[Collected data entries]
= = =

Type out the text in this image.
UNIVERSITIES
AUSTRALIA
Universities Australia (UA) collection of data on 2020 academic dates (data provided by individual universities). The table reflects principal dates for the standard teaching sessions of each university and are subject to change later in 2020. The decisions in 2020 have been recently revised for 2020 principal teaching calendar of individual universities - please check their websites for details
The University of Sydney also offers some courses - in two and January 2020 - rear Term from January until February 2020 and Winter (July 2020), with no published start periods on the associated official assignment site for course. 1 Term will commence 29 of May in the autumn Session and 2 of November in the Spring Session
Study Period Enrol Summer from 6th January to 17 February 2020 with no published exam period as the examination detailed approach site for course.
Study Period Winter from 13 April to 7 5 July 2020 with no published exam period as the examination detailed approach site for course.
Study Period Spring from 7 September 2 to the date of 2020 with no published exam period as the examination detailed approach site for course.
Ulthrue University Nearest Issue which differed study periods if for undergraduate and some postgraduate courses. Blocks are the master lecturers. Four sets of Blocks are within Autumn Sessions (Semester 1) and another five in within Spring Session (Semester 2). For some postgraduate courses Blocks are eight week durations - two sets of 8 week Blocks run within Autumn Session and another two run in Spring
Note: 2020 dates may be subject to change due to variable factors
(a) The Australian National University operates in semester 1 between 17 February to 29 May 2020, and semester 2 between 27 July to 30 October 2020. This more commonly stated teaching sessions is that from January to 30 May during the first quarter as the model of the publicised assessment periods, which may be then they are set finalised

= = =

Aim of the exercise
Identify every line where the string "detailed" appears.

Solution
Study Period Enrol Summer from 6th January to 17 February 2020 with no published exam period as the examination detailed approach site for course.
Study Period Winter from 13 April to 7 5 July 2020 with no published exam period as the examination detailed approach site for course.
Study Period Spring from 7 September 2 to the date of 2020 with no published exam period as the examination detailed approach site for course.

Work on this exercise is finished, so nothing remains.